### [GIVEN REQUEST]
Copy out all lines in the data below containing the string "used".

### [INPUT RECORDS]
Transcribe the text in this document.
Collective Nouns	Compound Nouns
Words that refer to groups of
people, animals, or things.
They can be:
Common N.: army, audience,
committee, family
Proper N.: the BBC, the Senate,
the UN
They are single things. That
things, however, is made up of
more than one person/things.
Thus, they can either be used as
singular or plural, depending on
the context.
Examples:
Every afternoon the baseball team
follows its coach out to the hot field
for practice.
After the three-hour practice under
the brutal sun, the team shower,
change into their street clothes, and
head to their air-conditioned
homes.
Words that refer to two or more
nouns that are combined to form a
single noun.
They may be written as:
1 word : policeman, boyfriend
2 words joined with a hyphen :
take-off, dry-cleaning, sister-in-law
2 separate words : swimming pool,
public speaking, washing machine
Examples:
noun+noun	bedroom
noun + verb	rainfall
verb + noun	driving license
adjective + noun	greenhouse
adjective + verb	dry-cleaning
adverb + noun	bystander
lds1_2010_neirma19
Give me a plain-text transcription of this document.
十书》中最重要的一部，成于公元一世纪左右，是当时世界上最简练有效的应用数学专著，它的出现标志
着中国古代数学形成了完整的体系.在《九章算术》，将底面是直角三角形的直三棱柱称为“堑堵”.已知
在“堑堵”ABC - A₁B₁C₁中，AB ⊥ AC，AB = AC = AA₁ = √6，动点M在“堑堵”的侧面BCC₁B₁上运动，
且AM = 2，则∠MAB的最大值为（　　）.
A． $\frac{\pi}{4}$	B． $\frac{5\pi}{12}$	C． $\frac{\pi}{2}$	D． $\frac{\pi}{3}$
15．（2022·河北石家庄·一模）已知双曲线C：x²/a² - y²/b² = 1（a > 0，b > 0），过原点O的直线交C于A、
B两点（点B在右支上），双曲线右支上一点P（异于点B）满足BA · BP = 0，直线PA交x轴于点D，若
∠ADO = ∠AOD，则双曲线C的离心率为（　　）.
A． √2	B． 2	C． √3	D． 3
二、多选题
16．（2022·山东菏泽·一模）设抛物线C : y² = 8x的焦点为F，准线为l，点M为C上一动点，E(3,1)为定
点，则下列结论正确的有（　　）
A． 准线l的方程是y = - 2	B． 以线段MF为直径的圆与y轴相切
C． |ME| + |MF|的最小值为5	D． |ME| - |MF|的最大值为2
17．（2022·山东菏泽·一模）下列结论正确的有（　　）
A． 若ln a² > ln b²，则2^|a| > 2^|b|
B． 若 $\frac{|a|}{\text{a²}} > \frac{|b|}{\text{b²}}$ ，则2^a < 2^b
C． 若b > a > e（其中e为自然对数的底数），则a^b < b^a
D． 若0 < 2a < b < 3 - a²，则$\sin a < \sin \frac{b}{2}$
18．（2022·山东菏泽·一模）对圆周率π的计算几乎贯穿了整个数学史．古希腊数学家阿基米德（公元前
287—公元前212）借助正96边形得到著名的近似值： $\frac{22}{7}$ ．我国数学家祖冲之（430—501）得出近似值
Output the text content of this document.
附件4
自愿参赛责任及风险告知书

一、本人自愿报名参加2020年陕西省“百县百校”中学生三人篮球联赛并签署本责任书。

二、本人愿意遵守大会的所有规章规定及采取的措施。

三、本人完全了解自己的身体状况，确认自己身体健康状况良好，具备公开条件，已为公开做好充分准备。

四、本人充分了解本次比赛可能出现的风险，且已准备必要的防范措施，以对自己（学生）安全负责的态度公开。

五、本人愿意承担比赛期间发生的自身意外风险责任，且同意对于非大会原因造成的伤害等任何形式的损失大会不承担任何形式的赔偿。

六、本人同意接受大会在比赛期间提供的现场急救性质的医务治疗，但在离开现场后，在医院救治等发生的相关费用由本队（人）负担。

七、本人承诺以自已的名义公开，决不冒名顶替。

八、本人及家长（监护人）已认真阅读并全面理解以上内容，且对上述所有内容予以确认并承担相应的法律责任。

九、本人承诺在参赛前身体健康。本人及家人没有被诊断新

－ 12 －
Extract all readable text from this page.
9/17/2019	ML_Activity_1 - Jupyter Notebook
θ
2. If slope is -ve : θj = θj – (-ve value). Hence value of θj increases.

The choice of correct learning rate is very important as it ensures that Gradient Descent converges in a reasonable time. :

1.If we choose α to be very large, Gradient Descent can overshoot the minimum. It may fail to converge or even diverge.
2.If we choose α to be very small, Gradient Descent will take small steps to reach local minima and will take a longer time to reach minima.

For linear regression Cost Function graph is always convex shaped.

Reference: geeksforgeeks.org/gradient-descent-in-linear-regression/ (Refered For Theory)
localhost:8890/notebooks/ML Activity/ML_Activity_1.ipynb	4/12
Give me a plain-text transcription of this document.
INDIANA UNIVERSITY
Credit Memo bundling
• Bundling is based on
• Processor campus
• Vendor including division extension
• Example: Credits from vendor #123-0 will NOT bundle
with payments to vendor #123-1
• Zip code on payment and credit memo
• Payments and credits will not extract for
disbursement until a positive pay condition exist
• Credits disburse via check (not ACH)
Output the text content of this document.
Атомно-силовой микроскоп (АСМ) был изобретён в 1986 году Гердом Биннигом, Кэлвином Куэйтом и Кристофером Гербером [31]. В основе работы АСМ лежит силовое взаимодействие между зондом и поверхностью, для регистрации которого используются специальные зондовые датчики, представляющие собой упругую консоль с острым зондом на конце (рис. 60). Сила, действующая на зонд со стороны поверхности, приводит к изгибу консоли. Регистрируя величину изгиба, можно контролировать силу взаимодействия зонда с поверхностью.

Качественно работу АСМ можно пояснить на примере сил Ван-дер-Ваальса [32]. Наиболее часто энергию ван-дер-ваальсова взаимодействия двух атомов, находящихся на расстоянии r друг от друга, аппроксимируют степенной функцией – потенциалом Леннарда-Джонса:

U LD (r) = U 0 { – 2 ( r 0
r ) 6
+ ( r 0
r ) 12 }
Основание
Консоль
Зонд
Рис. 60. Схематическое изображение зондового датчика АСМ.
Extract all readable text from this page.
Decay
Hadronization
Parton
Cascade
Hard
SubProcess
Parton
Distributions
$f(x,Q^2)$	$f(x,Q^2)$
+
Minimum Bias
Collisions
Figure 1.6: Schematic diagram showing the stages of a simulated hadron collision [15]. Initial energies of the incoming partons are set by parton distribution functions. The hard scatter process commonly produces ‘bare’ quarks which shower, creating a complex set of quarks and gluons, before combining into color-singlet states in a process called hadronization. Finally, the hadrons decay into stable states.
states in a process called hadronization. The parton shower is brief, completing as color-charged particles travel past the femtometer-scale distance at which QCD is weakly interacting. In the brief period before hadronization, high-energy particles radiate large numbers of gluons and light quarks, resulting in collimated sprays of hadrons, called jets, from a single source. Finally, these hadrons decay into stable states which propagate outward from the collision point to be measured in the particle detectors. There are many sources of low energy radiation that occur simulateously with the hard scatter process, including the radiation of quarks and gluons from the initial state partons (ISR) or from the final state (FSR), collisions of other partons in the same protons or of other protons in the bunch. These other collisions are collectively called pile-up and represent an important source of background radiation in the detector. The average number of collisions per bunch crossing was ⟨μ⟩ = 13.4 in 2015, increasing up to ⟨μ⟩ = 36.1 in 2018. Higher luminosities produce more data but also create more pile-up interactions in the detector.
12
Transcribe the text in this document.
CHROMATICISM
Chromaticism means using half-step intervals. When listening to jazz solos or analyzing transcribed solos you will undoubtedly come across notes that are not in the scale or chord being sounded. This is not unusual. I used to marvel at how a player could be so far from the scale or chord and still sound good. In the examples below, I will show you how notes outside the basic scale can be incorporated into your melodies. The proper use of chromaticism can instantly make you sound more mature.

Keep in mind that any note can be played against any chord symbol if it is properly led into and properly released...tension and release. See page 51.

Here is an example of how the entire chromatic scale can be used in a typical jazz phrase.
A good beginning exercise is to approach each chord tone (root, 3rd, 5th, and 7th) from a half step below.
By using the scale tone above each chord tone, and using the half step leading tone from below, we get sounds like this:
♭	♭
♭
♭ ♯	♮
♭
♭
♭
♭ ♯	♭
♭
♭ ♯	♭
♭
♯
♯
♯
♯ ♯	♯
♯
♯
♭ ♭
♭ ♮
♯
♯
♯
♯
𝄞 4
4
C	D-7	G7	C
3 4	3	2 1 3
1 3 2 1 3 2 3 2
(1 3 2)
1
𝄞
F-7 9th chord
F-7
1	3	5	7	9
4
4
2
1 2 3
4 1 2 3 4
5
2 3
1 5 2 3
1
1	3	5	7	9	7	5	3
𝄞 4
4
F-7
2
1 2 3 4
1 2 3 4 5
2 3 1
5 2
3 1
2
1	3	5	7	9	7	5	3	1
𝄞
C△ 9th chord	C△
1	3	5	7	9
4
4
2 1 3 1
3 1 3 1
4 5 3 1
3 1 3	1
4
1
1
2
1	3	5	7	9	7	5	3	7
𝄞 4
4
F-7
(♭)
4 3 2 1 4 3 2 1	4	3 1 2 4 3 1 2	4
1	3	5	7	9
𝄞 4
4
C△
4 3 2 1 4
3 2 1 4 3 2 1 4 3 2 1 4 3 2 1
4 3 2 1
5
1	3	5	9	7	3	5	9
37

### [TASK OUTPUT]
Thus, they can either be used as
Chromaticism means using half-step intervals. When listening to jazz solos or analyzing transcribed solos you will undoubtedly come across notes that are not in the scale or chord being sounded. This is not unusual. I used to marvel at how a player could be so far from the scale or chord and still sound good. In the examples below, I will show you how notes outside the basic scale can be incorporated into your melodies. The proper use of chromaticism can instantly make you sound more mature.
Here is an example of how the entire chromatic scale can be used in a typical jazz phrase.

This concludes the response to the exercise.